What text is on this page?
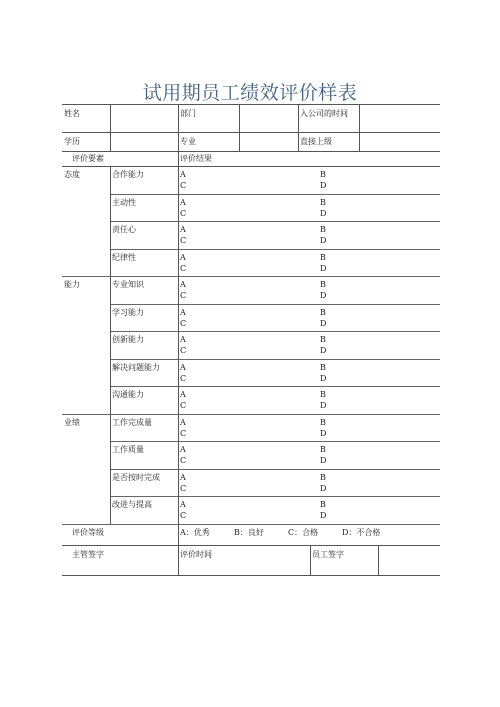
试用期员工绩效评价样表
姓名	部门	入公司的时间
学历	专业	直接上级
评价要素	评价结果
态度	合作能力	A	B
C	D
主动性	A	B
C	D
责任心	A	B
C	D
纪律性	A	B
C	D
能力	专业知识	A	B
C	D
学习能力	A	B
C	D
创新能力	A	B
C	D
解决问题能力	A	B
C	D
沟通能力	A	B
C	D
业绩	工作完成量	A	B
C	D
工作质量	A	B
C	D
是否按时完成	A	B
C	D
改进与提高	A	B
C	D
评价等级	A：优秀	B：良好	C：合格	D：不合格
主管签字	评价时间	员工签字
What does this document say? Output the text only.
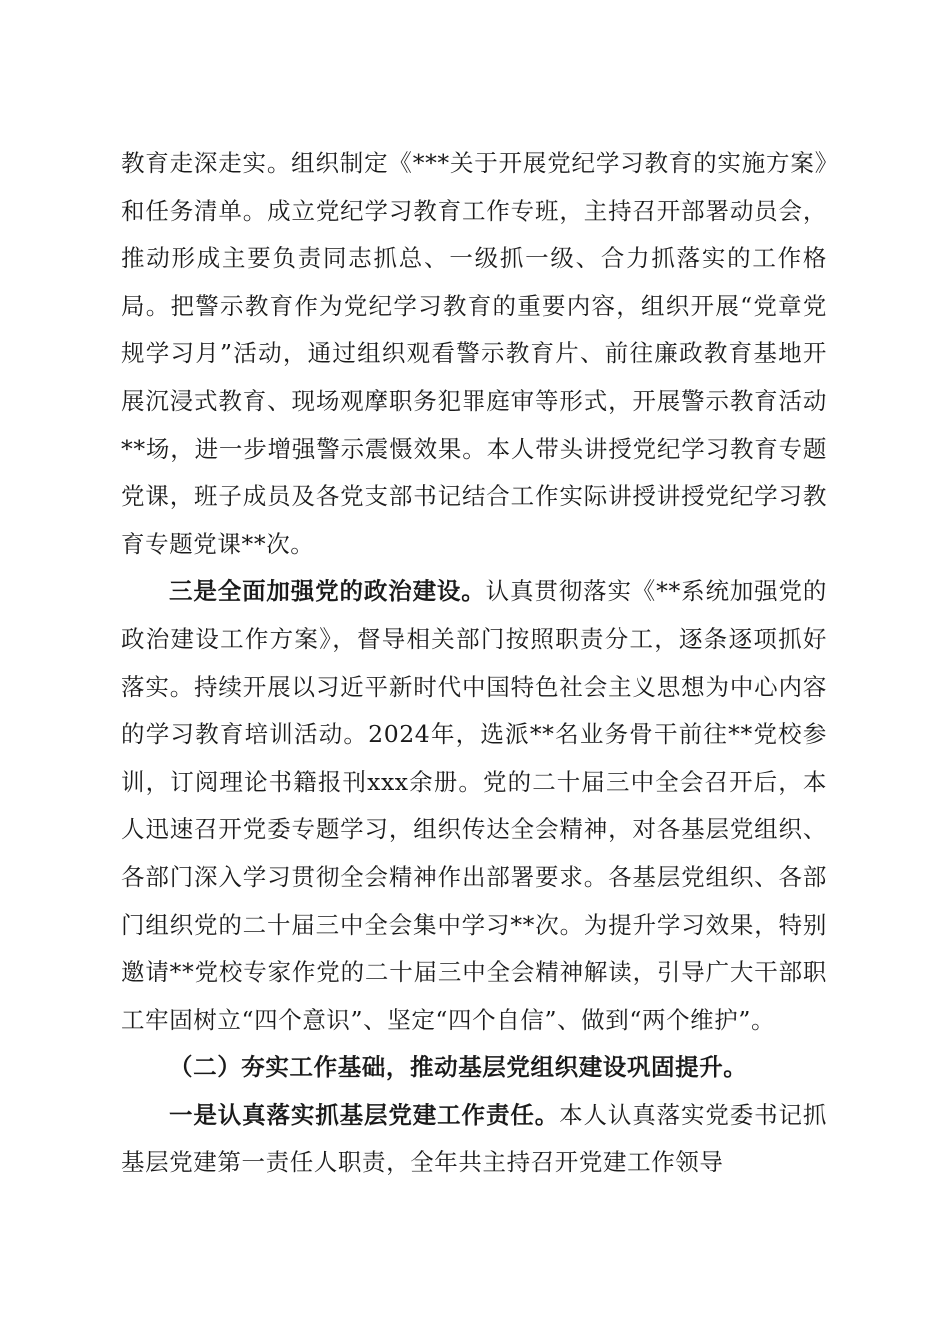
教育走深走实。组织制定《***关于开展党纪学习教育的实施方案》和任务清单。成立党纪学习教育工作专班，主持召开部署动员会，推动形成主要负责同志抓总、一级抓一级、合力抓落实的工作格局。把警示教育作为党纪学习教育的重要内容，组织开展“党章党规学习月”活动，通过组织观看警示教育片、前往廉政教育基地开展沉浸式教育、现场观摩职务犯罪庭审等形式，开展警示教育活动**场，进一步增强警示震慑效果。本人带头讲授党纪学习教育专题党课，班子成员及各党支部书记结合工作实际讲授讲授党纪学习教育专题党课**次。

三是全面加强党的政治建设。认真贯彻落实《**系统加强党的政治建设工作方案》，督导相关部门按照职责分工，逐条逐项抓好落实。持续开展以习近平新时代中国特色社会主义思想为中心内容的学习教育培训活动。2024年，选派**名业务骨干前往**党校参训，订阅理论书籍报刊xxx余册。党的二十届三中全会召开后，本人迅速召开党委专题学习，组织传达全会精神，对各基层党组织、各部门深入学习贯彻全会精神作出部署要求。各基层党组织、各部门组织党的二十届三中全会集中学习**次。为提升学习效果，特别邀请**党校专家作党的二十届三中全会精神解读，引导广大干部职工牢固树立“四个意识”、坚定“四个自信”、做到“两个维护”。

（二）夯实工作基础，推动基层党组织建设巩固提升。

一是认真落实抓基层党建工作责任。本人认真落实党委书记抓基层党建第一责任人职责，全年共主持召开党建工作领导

- - - - - - -

* _What to work on_:
Take the listing and print it again exactly, but without any pictures.

* _Solution for this exercise_:
What text is on this page?
试用期员工绩效评价样表
姓名	部门	入公司的时间
学历	专业	直接上级
评价要素	评价结果
态度	合作能力	A	B
C	D
主动性	A	B
C	D
责任心	A	B
C	D
纪律性	A	B
C	D
能力	专业知识	A	B
C	D
学习能力	A	B
C	D
创新能力	A	B
C	D
解决问题能力	A	B
C	D
沟通能力	A	B
C	D
业绩	工作完成量	A	B
C	D
工作质量	A	B
C	D
是否按时完成	A	B
C	D
改进与提高	A	B
C	D
评价等级	A：优秀	B：良好	C：合格	D：不合格
主管签字	评价时间	员工签字
What does this document say? Output the text only.
教育走深走实。组织制定《***关于开展党纪学习教育的实施方案》和任务清单。成立党纪学习教育工作专班，主持召开部署动员会，推动形成主要负责同志抓总、一级抓一级、合力抓落实的工作格局。把警示教育作为党纪学习教育的重要内容，组织开展“党章党规学习月”活动，通过组织观看警示教育片、前往廉政教育基地开展沉浸式教育、现场观摩职务犯罪庭审等形式，开展警示教育活动**场，进一步增强警示震慑效果。本人带头讲授党纪学习教育专题党课，班子成员及各党支部书记结合工作实际讲授讲授党纪学习教育专题党课**次。

三是全面加强党的政治建设。认真贯彻落实《**系统加强党的政治建设工作方案》，督导相关部门按照职责分工，逐条逐项抓好落实。持续开展以习近平新时代中国特色社会主义思想为中心内容的学习教育培训活动。2024年，选派**名业务骨干前往**党校参训，订阅理论书籍报刊xxx余册。党的二十届三中全会召开后，本人迅速召开党委专题学习，组织传达全会精神，对各基层党组织、各部门深入学习贯彻全会精神作出部署要求。各基层党组织、各部门组织党的二十届三中全会集中学习**次。为提升学习效果，特别邀请**党校专家作党的二十届三中全会精神解读，引导广大干部职工牢固树立“四个意识”、坚定“四个自信”、做到“两个维护”。

（二）夯实工作基础，推动基层党组织建设巩固提升。

一是认真落实抓基层党建工作责任。本人认真落实党委书记抓基层党建第一责任人职责，全年共主持召开党建工作领导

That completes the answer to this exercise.